* Start *

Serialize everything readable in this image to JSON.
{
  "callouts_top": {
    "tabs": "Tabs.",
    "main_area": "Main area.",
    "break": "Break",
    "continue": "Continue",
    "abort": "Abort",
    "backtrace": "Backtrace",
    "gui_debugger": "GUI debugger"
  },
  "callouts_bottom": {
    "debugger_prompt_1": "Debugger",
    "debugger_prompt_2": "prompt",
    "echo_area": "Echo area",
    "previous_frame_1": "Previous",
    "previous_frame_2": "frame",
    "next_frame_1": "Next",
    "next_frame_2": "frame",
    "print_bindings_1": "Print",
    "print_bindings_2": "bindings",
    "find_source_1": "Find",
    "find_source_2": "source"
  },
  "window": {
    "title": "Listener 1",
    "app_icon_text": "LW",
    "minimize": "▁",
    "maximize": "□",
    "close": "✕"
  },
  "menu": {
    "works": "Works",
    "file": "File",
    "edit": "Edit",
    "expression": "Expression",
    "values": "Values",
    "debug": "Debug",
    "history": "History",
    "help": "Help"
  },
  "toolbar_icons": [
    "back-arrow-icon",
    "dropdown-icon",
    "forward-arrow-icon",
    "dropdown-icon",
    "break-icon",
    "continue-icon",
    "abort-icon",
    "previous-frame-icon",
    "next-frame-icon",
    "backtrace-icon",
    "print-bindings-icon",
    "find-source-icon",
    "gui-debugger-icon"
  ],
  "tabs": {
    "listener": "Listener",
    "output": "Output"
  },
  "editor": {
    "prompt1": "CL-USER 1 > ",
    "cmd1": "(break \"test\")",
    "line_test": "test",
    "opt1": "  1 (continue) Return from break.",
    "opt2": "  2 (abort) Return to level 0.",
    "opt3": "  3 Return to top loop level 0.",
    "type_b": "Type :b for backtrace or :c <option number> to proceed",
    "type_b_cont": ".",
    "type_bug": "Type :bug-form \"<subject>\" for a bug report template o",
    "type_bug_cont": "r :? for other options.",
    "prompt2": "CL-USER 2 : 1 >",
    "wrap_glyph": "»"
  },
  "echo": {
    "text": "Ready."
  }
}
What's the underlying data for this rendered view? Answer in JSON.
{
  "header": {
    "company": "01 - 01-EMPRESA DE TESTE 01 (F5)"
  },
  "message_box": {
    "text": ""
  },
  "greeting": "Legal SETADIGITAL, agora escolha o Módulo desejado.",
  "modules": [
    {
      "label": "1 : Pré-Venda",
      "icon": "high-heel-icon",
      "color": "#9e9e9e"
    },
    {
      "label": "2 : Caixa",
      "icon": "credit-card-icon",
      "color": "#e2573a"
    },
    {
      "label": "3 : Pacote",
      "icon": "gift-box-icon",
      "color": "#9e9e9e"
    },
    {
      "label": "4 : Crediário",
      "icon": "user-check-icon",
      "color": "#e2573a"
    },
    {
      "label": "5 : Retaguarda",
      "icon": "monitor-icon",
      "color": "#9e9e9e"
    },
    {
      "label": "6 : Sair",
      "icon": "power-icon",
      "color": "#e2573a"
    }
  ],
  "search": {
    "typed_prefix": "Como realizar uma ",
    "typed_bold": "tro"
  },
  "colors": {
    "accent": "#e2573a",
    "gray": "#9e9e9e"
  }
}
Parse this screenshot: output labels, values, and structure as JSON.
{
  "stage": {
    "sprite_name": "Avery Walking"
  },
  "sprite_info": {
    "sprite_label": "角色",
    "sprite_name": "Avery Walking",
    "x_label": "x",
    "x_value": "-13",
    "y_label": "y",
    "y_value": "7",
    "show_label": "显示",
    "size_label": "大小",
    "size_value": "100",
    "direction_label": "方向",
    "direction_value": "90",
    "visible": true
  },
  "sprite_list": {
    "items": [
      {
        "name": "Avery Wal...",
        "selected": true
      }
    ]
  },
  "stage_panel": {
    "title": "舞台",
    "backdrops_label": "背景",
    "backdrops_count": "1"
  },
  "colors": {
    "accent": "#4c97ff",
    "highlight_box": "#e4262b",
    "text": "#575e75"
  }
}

* End *

- **Written instruction**
Print out every record again, exactly and in full.

- **The result**
Serialize everything readable in this image to JSON.
{
  "callouts_top": {
    "tabs": "Tabs.",
    "main_area": "Main area.",
    "break": "Break",
    "continue": "Continue",
    "abort": "Abort",
    "backtrace": "Backtrace",
    "gui_debugger": "GUI debugger"
  },
  "callouts_bottom": {
    "debugger_prompt_1": "Debugger",
    "debugger_prompt_2": "prompt",
    "echo_area": "Echo area",
    "previous_frame_1": "Previous",
    "previous_frame_2": "frame",
    "next_frame_1": "Next",
    "next_frame_2": "frame",
    "print_bindings_1": "Print",
    "print_bindings_2": "bindings",
    "find_source_1": "Find",
    "find_source_2": "source"
  },
  "window": {
    "title": "Listener 1",
    "app_icon_text": "LW",
    "minimize": "▁",
    "maximize": "□",
    "close": "✕"
  },
  "menu": {
    "works": "Works",
    "file": "File",
    "edit": "Edit",
    "expression": "Expression",
    "values": "Values",
    "debug": "Debug",
    "history": "History",
    "help": "Help"
  },
  "toolbar_icons": [
    "back-arrow-icon",
    "dropdown-icon",
    "forward-arrow-icon",
    "dropdown-icon",
    "break-icon",
    "continue-icon",
    "abort-icon",
    "previous-frame-icon",
    "next-frame-icon",
    "backtrace-icon",
    "print-bindings-icon",
    "find-source-icon",
    "gui-debugger-icon"
  ],
  "tabs": {
    "listener": "Listener",
    "output": "Output"
  },
  "editor": {
    "prompt1": "CL-USER 1 > ",
    "cmd1": "(break \"test\")",
    "line_test": "test",
    "opt1": "  1 (continue) Return from break.",
    "opt2": "  2 (abort) Return to level 0.",
    "opt3": "  3 Return to top loop level 0.",
    "type_b": "Type :b for backtrace or :c <option number> to proceed",
    "type_b_cont": ".",
    "type_bug": "Type :bug-form \"<subject>\" for a bug report template o",
    "type_bug_cont": "r :? for other options.",
    "prompt2": "CL-USER 2 : 1 >",
    "wrap_glyph": "»"
  },
  "echo": {
    "text": "Ready."
  }
}
What's the underlying data for this rendered view? Answer in JSON.
{
  "header": {
    "company": "01 - 01-EMPRESA DE TESTE 01 (F5)"
  },
  "message_box": {
    "text": ""
  },
  "greeting": "Legal SETADIGITAL, agora escolha o Módulo desejado.",
  "modules": [
    {
      "label": "1 : Pré-Venda",
      "icon": "high-heel-icon",
      "color": "#9e9e9e"
    },
    {
      "label": "2 : Caixa",
      "icon": "credit-card-icon",
      "color": "#e2573a"
    },
    {
      "label": "3 : Pacote",
      "icon": "gift-box-icon",
      "color": "#9e9e9e"
    },
    {
      "label": "4 : Crediário",
      "icon": "user-check-icon",
      "color": "#e2573a"
    },
    {
      "label": "5 : Retaguarda",
      "icon": "monitor-icon",
      "color": "#9e9e9e"
    },
    {
      "label": "6 : Sair",
      "icon": "power-icon",
      "color": "#e2573a"
    }
  ],
  "search": {
    "typed_prefix": "Como realizar uma ",
    "typed_bold": "tro"
  },
  "colors": {
    "accent": "#e2573a",
    "gray": "#9e9e9e"
  }
}
Parse this screenshot: output labels, values, and structure as JSON.
{
  "stage": {
    "sprite_name": "Avery Walking"
  },
  "sprite_info": {
    "sprite_label": "角色",
    "sprite_name": "Avery Walking",
    "x_label": "x",
    "x_value": "-13",
    "y_label": "y",
    "y_value": "7",
    "show_label": "显示",
    "size_label": "大小",
    "size_value": "100",
    "direction_label": "方向",
    "direction_value": "90",
    "visible": true
  },
  "sprite_list": {
    "items": [
      {
        "name": "Avery Wal...",
        "selected": true
      }
    ]
  },
  "stage_panel": {
    "title": "舞台",
    "backdrops_label": "背景",
    "backdrops_count": "1"
  },
  "colors": {
    "accent": "#4c97ff",
    "highlight_box": "#e4262b",
    "text": "#575e75"
  }
}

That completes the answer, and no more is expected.